● Recorded data:
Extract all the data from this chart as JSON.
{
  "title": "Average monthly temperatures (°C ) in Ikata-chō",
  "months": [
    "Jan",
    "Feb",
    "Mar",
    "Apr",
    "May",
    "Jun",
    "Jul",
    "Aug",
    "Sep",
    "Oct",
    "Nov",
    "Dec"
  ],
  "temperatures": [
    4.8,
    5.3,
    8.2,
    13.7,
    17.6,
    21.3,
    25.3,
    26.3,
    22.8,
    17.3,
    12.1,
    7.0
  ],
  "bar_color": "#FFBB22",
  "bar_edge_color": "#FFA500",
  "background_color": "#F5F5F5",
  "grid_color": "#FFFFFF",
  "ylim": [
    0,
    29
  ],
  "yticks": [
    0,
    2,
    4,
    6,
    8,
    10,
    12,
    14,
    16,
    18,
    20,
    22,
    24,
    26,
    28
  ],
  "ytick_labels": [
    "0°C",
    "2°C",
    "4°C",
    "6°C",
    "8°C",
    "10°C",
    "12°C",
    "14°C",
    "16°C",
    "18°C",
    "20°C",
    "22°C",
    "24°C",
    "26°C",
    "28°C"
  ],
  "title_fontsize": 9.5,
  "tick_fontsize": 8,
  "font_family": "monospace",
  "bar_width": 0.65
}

● Exercise prompt: Would you copy out each line exactly as written?

● Solution for this task:
Extract all the data from this chart as JSON.
{
  "title": "Average monthly temperatures (°C ) in Ikata-chō",
  "months": [
    "Jan",
    "Feb",
    "Mar",
    "Apr",
    "May",
    "Jun",
    "Jul",
    "Aug",
    "Sep",
    "Oct",
    "Nov",
    "Dec"
  ],
  "temperatures": [
    4.8,
    5.3,
    8.2,
    13.7,
    17.6,
    21.3,
    25.3,
    26.3,
    22.8,
    17.3,
    12.1,
    7.0
  ],
  "bar_color": "#FFBB22",
  "bar_edge_color": "#FFA500",
  "background_color": "#F5F5F5",
  "grid_color": "#FFFFFF",
  "ylim": [
    0,
    29
  ],
  "yticks": [
    0,
    2,
    4,
    6,
    8,
    10,
    12,
    14,
    16,
    18,
    20,
    22,
    24,
    26,
    28
  ],
  "ytick_labels": [
    "0°C",
    "2°C",
    "4°C",
    "6°C",
    "8°C",
    "10°C",
    "12°C",
    "14°C",
    "16°C",
    "18°C",
    "20°C",
    "22°C",
    "24°C",
    "26°C",
    "28°C"
  ],
  "title_fontsize": 9.5,
  "tick_fontsize": 8,
  "font_family": "monospace",
  "bar_width": 0.65
}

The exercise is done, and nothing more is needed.